===== INFORMATION SUPPLIED =====

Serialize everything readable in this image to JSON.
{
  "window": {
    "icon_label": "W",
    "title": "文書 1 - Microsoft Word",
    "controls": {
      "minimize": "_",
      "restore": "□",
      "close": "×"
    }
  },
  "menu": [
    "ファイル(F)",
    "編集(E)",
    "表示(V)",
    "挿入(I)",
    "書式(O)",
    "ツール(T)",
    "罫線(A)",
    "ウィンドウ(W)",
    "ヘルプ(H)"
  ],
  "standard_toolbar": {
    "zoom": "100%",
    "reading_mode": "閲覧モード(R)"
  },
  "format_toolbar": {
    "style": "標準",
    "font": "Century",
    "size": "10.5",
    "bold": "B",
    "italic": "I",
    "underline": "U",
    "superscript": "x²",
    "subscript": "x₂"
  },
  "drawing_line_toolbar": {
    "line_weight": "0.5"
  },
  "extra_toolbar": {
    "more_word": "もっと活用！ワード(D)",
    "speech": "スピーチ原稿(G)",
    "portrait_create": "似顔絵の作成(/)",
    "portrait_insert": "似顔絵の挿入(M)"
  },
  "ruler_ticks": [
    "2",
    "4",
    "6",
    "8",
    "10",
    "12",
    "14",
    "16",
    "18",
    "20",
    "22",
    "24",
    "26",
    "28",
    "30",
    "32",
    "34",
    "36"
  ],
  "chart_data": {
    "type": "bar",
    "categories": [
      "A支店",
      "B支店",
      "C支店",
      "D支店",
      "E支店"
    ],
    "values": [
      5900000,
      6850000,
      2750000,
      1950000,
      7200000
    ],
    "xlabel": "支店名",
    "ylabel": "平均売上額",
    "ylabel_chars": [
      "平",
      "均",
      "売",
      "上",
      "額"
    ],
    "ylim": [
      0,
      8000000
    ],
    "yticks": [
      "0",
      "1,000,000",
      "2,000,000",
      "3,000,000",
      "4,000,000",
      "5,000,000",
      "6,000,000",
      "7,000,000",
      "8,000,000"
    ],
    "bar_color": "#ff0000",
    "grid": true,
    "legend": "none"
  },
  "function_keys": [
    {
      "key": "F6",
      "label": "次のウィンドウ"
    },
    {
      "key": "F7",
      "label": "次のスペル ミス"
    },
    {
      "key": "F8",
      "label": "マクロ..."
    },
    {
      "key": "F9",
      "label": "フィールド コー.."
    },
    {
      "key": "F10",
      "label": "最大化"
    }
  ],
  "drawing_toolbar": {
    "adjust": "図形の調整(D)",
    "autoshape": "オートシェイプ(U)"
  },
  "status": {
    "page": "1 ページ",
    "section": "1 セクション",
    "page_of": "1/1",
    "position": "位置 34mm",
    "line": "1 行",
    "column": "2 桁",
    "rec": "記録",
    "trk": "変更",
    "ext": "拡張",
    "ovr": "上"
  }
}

=====

STATED PROBLEM – Extract all of the data shown above and repeat it verbatim.

SOLUTION TO THIS EXERCISE –
Serialize everything readable in this image to JSON.
{
  "window": {
    "icon_label": "W",
    "title": "文書 1 - Microsoft Word",
    "controls": {
      "minimize": "_",
      "restore": "□",
      "close": "×"
    }
  },
  "menu": [
    "ファイル(F)",
    "編集(E)",
    "表示(V)",
    "挿入(I)",
    "書式(O)",
    "ツール(T)",
    "罫線(A)",
    "ウィンドウ(W)",
    "ヘルプ(H)"
  ],
  "standard_toolbar": {
    "zoom": "100%",
    "reading_mode": "閲覧モード(R)"
  },
  "format_toolbar": {
    "style": "標準",
    "font": "Century",
    "size": "10.5",
    "bold": "B",
    "italic": "I",
    "underline": "U",
    "superscript": "x²",
    "subscript": "x₂"
  },
  "drawing_line_toolbar": {
    "line_weight": "0.5"
  },
  "extra_toolbar": {
    "more_word": "もっと活用！ワード(D)",
    "speech": "スピーチ原稿(G)",
    "portrait_create": "似顔絵の作成(/)",
    "portrait_insert": "似顔絵の挿入(M)"
  },
  "ruler_ticks": [
    "2",
    "4",
    "6",
    "8",
    "10",
    "12",
    "14",
    "16",
    "18",
    "20",
    "22",
    "24",
    "26",
    "28",
    "30",
    "32",
    "34",
    "36"
  ],
  "chart_data": {
    "type": "bar",
    "categories": [
      "A支店",
      "B支店",
      "C支店",
      "D支店",
      "E支店"
    ],
    "values": [
      5900000,
      6850000,
      2750000,
      1950000,
      7200000
    ],
    "xlabel": "支店名",
    "ylabel": "平均売上額",
    "ylabel_chars": [
      "平",
      "均",
      "売",
      "上",
      "額"
    ],
    "ylim": [
      0,
      8000000
    ],
    "yticks": [
      "0",
      "1,000,000",
      "2,000,000",
      "3,000,000",
      "4,000,000",
      "5,000,000",
      "6,000,000",
      "7,000,000",
      "8,000,000"
    ],
    "bar_color": "#ff0000",
    "grid": true,
    "legend": "none"
  },
  "function_keys": [
    {
      "key": "F6",
      "label": "次のウィンドウ"
    },
    {
      "key": "F7",
      "label": "次のスペル ミス"
    },
    {
      "key": "F8",
      "label": "マクロ..."
    },
    {
      "key": "F9",
      "label": "フィールド コー.."
    },
    {
      "key": "F10",
      "label": "最大化"
    }
  ],
  "drawing_toolbar": {
    "adjust": "図形の調整(D)",
    "autoshape": "オートシェイプ(U)"
  },
  "status": {
    "page": "1 ページ",
    "section": "1 セクション",
    "page_of": "1/1",
    "position": "位置 34mm",
    "line": "1 行",
    "column": "2 桁",
    "rec": "記録",
    "trk": "変更",
    "ext": "拡張",
    "ovr": "上"
  }
}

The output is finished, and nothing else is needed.